• Enunciado da tarefa:
Relacione todos os integrantes da equipe de desenvolvimento mencionados no trecho sobre The Gardens Between e indique a função atribuída a cada um.

• Trecho fornecido:
################
NOS BASTIDORES

Veja o jardim crescer

Descubra as raízes da distorção temporal em The Gardens Between.

Talvez o brilhante jogo de aventura The Gardens Between seja mais famoso por ter transformado o tempo em um instrumento para resolver quebra‑cabeças. Mas este vencedor do 2019 Apple Design Awards não foi criado em cima deste conceito inteligente: foram os lindos gráficos que impulsionaram o seu desenvolvimento.

“Geralmente, a jogabilidade segue a arte”, explica Simon Joslin, cofundador do estúdio de desenvolvimento Voxel Agents. “Era importante para nós contar uma história”.

Estes esboços conceituais capturam a essência da fase Console

Fábulas

Joslin começou o desenvolvimento do estilo visual ao lado do cofundador Matthew Clark e do artista‑chefe Jonathan Swanson, um ilustrador que nunca tinha feito um jogo até então. “Nós nos concentramos nos contos de fadas porque eles são acessíveis”, conta Joslin. “As ideias que nos atraíam no início eram uma justaposição entre enormes objetos do cotidiano e uma espécie de mundo fantasioso e onírico”. É exatamente isso que os jogadores encontram em uma das fases favoritas da equipe, batizada de Console, na qual os jovens heróis Arina e Frendt cruzam uma ilha repleta de videocassetes imensos, acessórios de videogame clássicos e outros eletrônicos dos anos 80.
################
• Entradas fornecidas:

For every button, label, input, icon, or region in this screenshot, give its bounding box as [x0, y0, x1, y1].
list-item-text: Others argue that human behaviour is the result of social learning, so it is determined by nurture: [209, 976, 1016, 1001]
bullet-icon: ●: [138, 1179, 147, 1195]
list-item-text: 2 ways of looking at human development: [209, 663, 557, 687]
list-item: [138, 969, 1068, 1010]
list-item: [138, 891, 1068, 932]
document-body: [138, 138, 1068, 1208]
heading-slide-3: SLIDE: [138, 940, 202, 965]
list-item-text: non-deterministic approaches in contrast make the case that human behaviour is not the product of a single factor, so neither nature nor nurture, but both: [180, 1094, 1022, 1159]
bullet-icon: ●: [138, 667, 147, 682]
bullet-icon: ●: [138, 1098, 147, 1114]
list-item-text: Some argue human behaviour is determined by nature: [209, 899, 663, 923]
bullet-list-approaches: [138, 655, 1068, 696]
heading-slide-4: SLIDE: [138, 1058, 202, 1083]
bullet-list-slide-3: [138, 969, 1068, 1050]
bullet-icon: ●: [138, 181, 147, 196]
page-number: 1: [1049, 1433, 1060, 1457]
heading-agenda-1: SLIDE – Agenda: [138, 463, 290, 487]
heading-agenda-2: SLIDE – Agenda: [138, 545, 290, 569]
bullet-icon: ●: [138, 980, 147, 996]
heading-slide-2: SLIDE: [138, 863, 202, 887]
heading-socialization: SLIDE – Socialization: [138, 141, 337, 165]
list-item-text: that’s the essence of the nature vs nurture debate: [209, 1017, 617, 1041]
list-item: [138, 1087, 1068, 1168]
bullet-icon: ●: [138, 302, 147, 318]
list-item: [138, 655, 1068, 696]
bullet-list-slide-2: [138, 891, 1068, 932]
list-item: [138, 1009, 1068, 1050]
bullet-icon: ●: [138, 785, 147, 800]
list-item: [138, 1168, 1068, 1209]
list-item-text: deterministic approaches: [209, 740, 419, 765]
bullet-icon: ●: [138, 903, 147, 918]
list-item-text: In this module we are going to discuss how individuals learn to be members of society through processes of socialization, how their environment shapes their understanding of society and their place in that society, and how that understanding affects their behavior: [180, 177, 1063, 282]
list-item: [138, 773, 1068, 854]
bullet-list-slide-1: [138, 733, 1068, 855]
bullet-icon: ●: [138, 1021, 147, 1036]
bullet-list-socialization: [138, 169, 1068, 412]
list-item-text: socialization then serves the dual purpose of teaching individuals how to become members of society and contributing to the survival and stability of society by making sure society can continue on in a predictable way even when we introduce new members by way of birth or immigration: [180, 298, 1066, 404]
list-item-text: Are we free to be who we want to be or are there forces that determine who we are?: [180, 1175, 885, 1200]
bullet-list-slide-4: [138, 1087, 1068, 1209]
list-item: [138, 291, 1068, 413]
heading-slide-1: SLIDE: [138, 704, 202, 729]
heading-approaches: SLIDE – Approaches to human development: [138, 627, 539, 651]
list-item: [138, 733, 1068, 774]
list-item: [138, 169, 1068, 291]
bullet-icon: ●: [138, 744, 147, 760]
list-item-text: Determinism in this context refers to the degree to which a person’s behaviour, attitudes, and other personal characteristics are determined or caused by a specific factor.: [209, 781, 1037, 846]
################
• Resolução do exercício:
- Simon Joslin: cofundador do estúdio de desenvolvimento Voxel Agents
- Matthew Clark: cofundador
- Jonathan Swanson: artista‑chefe, um ilustrador que nunca tinha feito um jogo até então